[What this task involves]
Every record below should be printed exactly as it appears.

......

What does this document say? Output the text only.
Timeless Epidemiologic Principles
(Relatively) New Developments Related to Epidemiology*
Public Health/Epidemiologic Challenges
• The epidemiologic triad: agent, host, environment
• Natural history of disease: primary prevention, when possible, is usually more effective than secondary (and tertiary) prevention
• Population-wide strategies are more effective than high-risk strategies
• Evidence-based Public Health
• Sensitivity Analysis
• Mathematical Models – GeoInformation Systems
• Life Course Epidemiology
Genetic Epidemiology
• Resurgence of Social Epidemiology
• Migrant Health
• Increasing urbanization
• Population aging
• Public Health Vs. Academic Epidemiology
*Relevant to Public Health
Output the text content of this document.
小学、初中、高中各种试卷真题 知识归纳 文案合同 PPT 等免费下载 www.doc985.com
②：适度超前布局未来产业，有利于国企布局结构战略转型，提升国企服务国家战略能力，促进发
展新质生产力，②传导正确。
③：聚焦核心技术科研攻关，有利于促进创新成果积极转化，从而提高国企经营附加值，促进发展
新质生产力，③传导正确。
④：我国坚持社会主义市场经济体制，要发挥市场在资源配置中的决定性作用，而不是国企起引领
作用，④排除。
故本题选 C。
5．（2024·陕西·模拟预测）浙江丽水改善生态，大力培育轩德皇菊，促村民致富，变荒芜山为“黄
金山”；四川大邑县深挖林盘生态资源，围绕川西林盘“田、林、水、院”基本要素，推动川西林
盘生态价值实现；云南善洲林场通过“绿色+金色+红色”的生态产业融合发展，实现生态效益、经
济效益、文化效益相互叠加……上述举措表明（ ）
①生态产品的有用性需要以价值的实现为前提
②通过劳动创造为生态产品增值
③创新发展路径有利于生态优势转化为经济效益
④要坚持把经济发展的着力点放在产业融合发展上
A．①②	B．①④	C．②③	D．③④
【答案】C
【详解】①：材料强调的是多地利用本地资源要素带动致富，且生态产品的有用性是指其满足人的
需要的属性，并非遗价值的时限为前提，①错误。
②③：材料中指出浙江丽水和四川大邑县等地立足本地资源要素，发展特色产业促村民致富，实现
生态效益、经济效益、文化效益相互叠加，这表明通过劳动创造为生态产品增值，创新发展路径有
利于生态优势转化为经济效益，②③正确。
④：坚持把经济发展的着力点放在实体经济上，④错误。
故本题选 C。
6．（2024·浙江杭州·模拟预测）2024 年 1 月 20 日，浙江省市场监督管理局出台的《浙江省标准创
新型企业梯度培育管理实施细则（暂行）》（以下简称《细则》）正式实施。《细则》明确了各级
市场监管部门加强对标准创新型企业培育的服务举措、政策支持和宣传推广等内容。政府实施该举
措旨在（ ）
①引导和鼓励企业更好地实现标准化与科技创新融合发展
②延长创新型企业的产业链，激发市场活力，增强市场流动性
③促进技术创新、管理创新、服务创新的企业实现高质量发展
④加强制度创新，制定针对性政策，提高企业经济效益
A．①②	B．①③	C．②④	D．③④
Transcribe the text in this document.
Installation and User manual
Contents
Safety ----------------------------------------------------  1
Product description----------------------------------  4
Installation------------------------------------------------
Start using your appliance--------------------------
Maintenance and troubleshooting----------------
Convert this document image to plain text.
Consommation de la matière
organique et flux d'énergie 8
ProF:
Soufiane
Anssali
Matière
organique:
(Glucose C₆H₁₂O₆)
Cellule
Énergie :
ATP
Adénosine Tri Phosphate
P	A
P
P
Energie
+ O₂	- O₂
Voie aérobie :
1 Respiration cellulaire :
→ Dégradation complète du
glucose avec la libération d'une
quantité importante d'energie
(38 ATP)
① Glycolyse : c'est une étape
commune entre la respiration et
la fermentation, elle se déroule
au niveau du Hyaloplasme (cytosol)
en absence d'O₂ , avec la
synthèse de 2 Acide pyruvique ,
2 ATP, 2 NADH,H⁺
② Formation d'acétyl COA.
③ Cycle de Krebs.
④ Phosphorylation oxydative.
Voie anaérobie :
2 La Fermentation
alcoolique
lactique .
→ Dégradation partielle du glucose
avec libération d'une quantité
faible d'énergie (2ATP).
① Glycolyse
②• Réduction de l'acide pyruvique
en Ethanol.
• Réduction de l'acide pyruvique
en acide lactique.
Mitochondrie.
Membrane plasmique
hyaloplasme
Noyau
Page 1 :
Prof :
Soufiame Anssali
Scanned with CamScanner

......

[Correct output]
What does this document say? Output the text only.
Timeless Epidemiologic Principles
(Relatively) New Developments Related to Epidemiology*
Public Health/Epidemiologic Challenges
• The epidemiologic triad: agent, host, environment
• Natural history of disease: primary prevention, when possible, is usually more effective than secondary (and tertiary) prevention
• Population-wide strategies are more effective than high-risk strategies
• Evidence-based Public Health
• Sensitivity Analysis
• Mathematical Models – GeoInformation Systems
• Life Course Epidemiology
Genetic Epidemiology
• Resurgence of Social Epidemiology
• Migrant Health
• Increasing urbanization
• Population aging
• Public Health Vs. Academic Epidemiology
*Relevant to Public Health
Output the text content of this document.
小学、初中、高中各种试卷真题 知识归纳 文案合同 PPT 等免费下载 www.doc985.com
②：适度超前布局未来产业，有利于国企布局结构战略转型，提升国企服务国家战略能力，促进发
展新质生产力，②传导正确。
③：聚焦核心技术科研攻关，有利于促进创新成果积极转化，从而提高国企经营附加值，促进发展
新质生产力，③传导正确。
④：我国坚持社会主义市场经济体制，要发挥市场在资源配置中的决定性作用，而不是国企起引领
作用，④排除。
故本题选 C。
5．（2024·陕西·模拟预测）浙江丽水改善生态，大力培育轩德皇菊，促村民致富，变荒芜山为“黄
金山”；四川大邑县深挖林盘生态资源，围绕川西林盘“田、林、水、院”基本要素，推动川西林
盘生态价值实现；云南善洲林场通过“绿色+金色+红色”的生态产业融合发展，实现生态效益、经
济效益、文化效益相互叠加……上述举措表明（ ）
①生态产品的有用性需要以价值的实现为前提
②通过劳动创造为生态产品增值
③创新发展路径有利于生态优势转化为经济效益
④要坚持把经济发展的着力点放在产业融合发展上
A．①②	B．①④	C．②③	D．③④
【答案】C
【详解】①：材料强调的是多地利用本地资源要素带动致富，且生态产品的有用性是指其满足人的
需要的属性，并非遗价值的时限为前提，①错误。
②③：材料中指出浙江丽水和四川大邑县等地立足本地资源要素，发展特色产业促村民致富，实现
生态效益、经济效益、文化效益相互叠加，这表明通过劳动创造为生态产品增值，创新发展路径有
利于生态优势转化为经济效益，②③正确。
④：坚持把经济发展的着力点放在实体经济上，④错误。
故本题选 C。
6．（2024·浙江杭州·模拟预测）2024 年 1 月 20 日，浙江省市场监督管理局出台的《浙江省标准创
新型企业梯度培育管理实施细则（暂行）》（以下简称《细则》）正式实施。《细则》明确了各级
市场监管部门加强对标准创新型企业培育的服务举措、政策支持和宣传推广等内容。政府实施该举
措旨在（ ）
①引导和鼓励企业更好地实现标准化与科技创新融合发展
②延长创新型企业的产业链，激发市场活力，增强市场流动性
③促进技术创新、管理创新、服务创新的企业实现高质量发展
④加强制度创新，制定针对性政策，提高企业经济效益
A．①②	B．①③	C．②④	D．③④
Transcribe the text in this document.
Installation and User manual
Contents
Safety ----------------------------------------------------  1
Product description----------------------------------  4
Installation------------------------------------------------
Start using your appliance--------------------------
Maintenance and troubleshooting----------------
Convert this document image to plain text.
Consommation de la matière
organique et flux d'énergie 8
ProF:
Soufiane
Anssali
Matière
organique:
(Glucose C₆H₁₂O₆)
Cellule
Énergie :
ATP
Adénosine Tri Phosphate
P	A
P
P
Energie
+ O₂	- O₂
Voie aérobie :
1 Respiration cellulaire :
→ Dégradation complète du
glucose avec la libération d'une
quantité importante d'energie
(38 ATP)
① Glycolyse : c'est une étape
commune entre la respiration et
la fermentation, elle se déroule
au niveau du Hyaloplasme (cytosol)
en absence d'O₂ , avec la
synthèse de 2 Acide pyruvique ,
2 ATP, 2 NADH,H⁺
② Formation d'acétyl COA.
③ Cycle de Krebs.
④ Phosphorylation oxydative.
Voie anaérobie :
2 La Fermentation
alcoolique
lactique .
→ Dégradation partielle du glucose
avec libération d'une quantité
faible d'énergie (2ATP).
① Glycolyse
②• Réduction de l'acide pyruvique
en Ethanol.
• Réduction de l'acide pyruvique
en acide lactique.
Mitochondrie.
Membrane plasmique
hyaloplasme
Noyau
Page 1 :
Prof :
Soufiame Anssali
Scanned with CamScanner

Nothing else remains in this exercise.